=== Aim ===
Render as a Markdown table only the lines in the entries below that begin with the line containing "rhs: × 100 [244, 318, 290, 345]" and continue through the line containing "cost-price-eq-2: = 1122", with one column headed Row for a running number and one headed Entry line for the line itself. Leave out any blank lines.

=== Input material ===
————
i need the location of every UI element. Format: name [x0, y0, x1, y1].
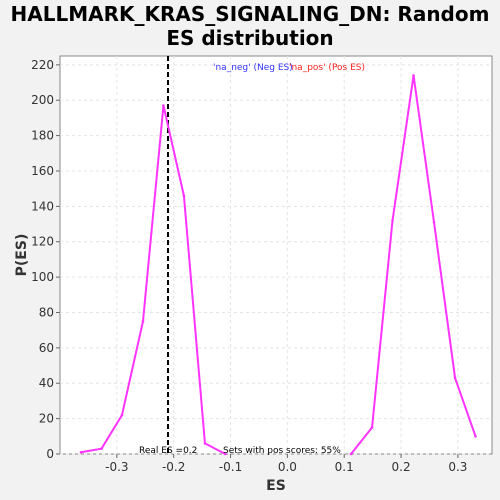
series-line-1 — [80, 104, 226, 455]
plot-area — [59, 55, 493, 455]
data-point — [162, 104, 165, 107]
y-axis-title: P(ES) — [14, 234, 30, 277]
axes: 0 20 40 60 80 100 120 140 160 180 200 220 -0.3 -0.2 -0… — [31, 58, 467, 474]
data-point — [79, 450, 83, 454]
real-es-label: Real ES =0.2 — [139, 446, 197, 456]
y-tick-label: 120 — [31, 235, 54, 249]
data-point — [224, 452, 227, 456]
y-tick-label: 220 — [31, 58, 54, 72]
data-point — [182, 194, 186, 198]
x-tick-label: 0.3 — [448, 460, 467, 474]
data-point — [141, 320, 145, 323]
data-point — [432, 220, 436, 224]
y-tick-label: 80 — [39, 305, 54, 319]
grid-lines — [60, 56, 492, 455]
y-tick-label: 100 — [31, 270, 54, 284]
y-tick-label: 160 — [31, 164, 54, 178]
legend: 'na_neg' (Neg ES) 'na_pos' (Pos ES) — [213, 63, 365, 73]
y-tick-label: 20 — [39, 412, 54, 426]
series-layer — [79, 74, 477, 456]
data-point — [474, 435, 477, 438]
y-tick-label: 180 — [31, 129, 54, 143]
x-tick-label: 0.0 — [278, 460, 297, 474]
data-point — [349, 452, 353, 456]
legend-entry-neg: 'na_neg' (Neg ES) — [213, 63, 293, 73]
x-tick-label: -0.1 — [219, 460, 242, 474]
x-axis-title: ES — [266, 478, 286, 494]
data-point — [391, 219, 394, 222]
y-tick-label: 140 — [31, 199, 54, 213]
x-tick-label: -0.2 — [162, 460, 185, 474]
data-point — [120, 413, 124, 417]
data-point — [412, 74, 415, 77]
y-tick-label: 200 — [31, 93, 54, 107]
data-point — [100, 447, 103, 450]
data-point — [453, 376, 457, 380]
x-tick-label: 0.2 — [392, 460, 411, 474]
x-tick-label: -0.3 — [105, 460, 128, 474]
x-tick-label: 0.1 — [335, 460, 354, 474]
y-tick-label: 40 — [39, 376, 54, 390]
pos-scores-label: Sets with pos scores: 55% — [223, 446, 341, 456]
chart-title: HALLMARK_KRAS_SIGNALING_DN: Random ES di… — [10, 2, 490, 50]
y-tick-label: 0 — [46, 447, 54, 461]
legend-entry-pos: 'na_pos' (Pos ES) — [289, 63, 365, 73]
data-point — [203, 442, 207, 445]
y-tick-label: 60 — [39, 341, 54, 355]
data-point — [370, 426, 374, 429]
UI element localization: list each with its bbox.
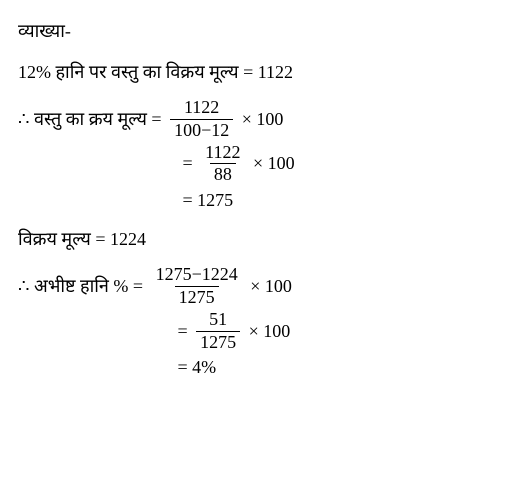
rhs: × 100 [244, 318, 290, 345]
cost-price-eq-1: ∴ वस्तु का क्रय मूल्य = 1122 100−12 × 10… [18, 98, 494, 141]
result-value: = 1275 [178, 187, 233, 214]
loss-pct-eq-1: ∴ अभीष्ट हानि % = 1275−1224 1275 × 100 [18, 265, 494, 308]
numerator: 1275−1224 [152, 265, 242, 286]
rhs: × 100 [249, 150, 295, 177]
rhs: × 100 [246, 273, 292, 300]
lhs: ∴ अभीष्ट हानि % = [18, 273, 148, 300]
given-line: 12% हानि पर वस्तु का विक्रय मूल्य = 1122 [18, 59, 494, 86]
fraction: 1122 100−12 [170, 98, 233, 141]
rhs: × 100 [237, 106, 283, 133]
equals-sign: = [173, 318, 192, 345]
denominator: 88 [210, 163, 236, 185]
numerator: 1122 [180, 98, 223, 119]
title: व्याख्या- [18, 18, 494, 45]
selling-price-line: विक्रय मूल्य = 1224 [18, 226, 494, 253]
loss-pct-eq-2: = 51 1275 × 100 [18, 310, 494, 353]
equals-sign: = [178, 150, 197, 177]
denominator: 100−12 [170, 119, 233, 141]
result-value: = 4% [173, 354, 216, 381]
loss-pct-result: = 4% [18, 354, 494, 381]
lhs: ∴ वस्तु का क्रय मूल्य = [18, 106, 166, 133]
cost-price-result: = 1275 [18, 187, 494, 214]
numerator: 1122 [201, 143, 244, 164]
fraction: 1275−1224 1275 [152, 265, 242, 308]
fraction: 51 1275 [196, 310, 240, 353]
cost-price-eq-2: = 1122 88 × 100 [18, 143, 494, 186]
numerator: 51 [205, 310, 231, 331]
fraction: 1122 88 [201, 143, 244, 186]
denominator: 1275 [196, 331, 240, 353]
denominator: 1275 [175, 286, 219, 308]
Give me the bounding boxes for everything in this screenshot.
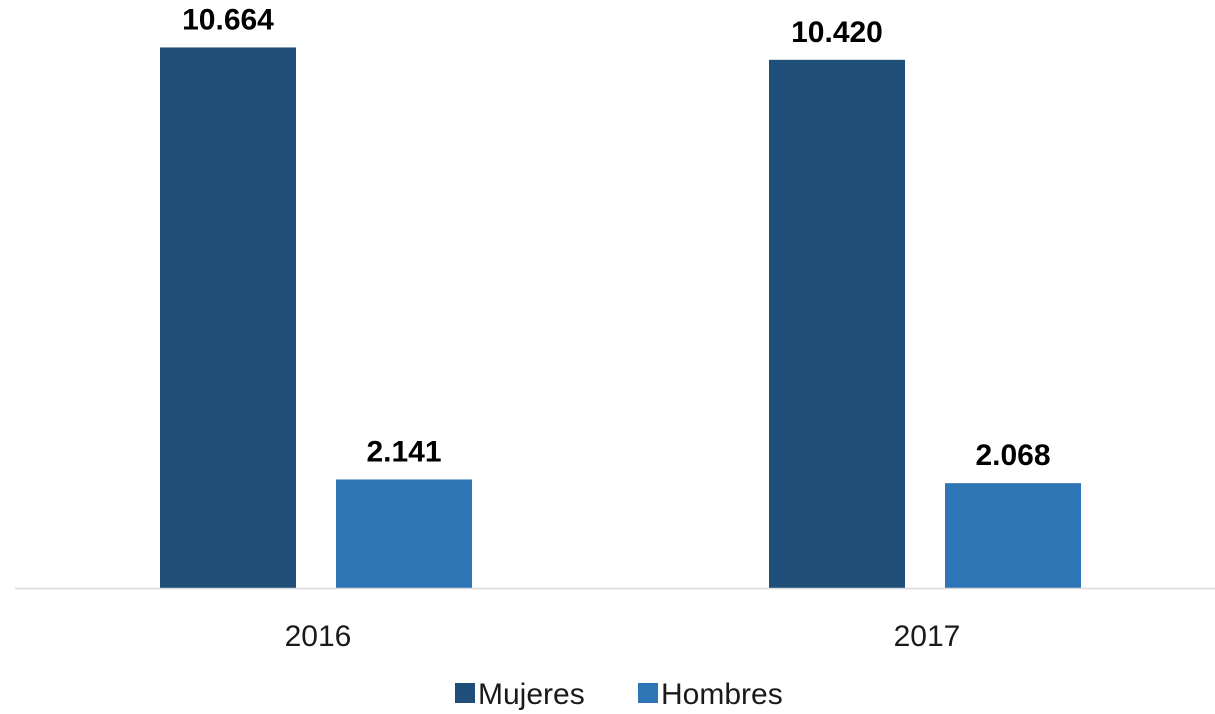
————
=== Finished answer ===
| Row | Entry line |
|---|---|
| 1 | rhs: × 100 [244, 318, 290, 345] |
| 2 | cost-price-eq-1: ∴ वस्तु का क्रय मूल्य = 1122 100−12 × 10… [18, 98, 494, 141] |
| 3 | result-value: = 1275 [178, 187, 233, 214] |
| 4 | loss-pct-eq-1: ∴ अभीष्ट हानि % = 1275−1224 1275 × 100 [18, 265, 494, 308] |
| 5 | numerator: 1275−1224 [152, 265, 242, 286] |
| 6 | rhs: × 100 [249, 150, 295, 177] |
| 7 | rhs: × 100 [246, 273, 292, 300] |
| 8 | lhs: ∴ अभीष्ट हानि % = [18, 273, 148, 300] |
| 9 | given-line: 12% हानि पर वस्तु का विक्रय मूल्य = 1122 [18, 59, 494, 86] |
| 10 | fraction: 1122 100−12 [170, 98, 233, 141] |
| 11 | rhs: × 100 [237, 106, 283, 133] |
| 12 | equals-sign: = [173, 318, 192, 345] |
| 13 | denominator: 88 [210, 163, 236, 185] |
| 14 | numerator: 1122 [180, 98, 223, 119] |
| 15 | title: व्याख्या- [18, 18, 494, 45] |
| 16 | selling-price-line: विक्रय मूल्य = 1224 [18, 226, 494, 253] |
| 17 | loss-pct-eq-2: = 51 1275 × 100 [18, 310, 494, 353] |
| 18 | equals-sign: = [178, 150, 197, 177] |
| 19 | denominator: 100−12 [170, 119, 233, 141] |
| 20 | result-value: = 4% [173, 354, 216, 381] |
| 21 | loss-pct-result: = 4% [18, 354, 494, 381] |
| 22 | lhs: ∴ वस्तु का क्रय मूल्य = [18, 106, 166, 133] |
| 23 | cost-price-result: = 1275 [18, 187, 494, 214] |
| 24 | numerator: 1122 [201, 143, 244, 164] |
| 25 | fraction: 1275−1224 1275 [152, 265, 242, 308] |
| 26 | fraction: 51 1275 [196, 310, 240, 353] |
| 27 | cost-price-eq-2: = 1122 88 × 100 [18, 143, 494, 186] |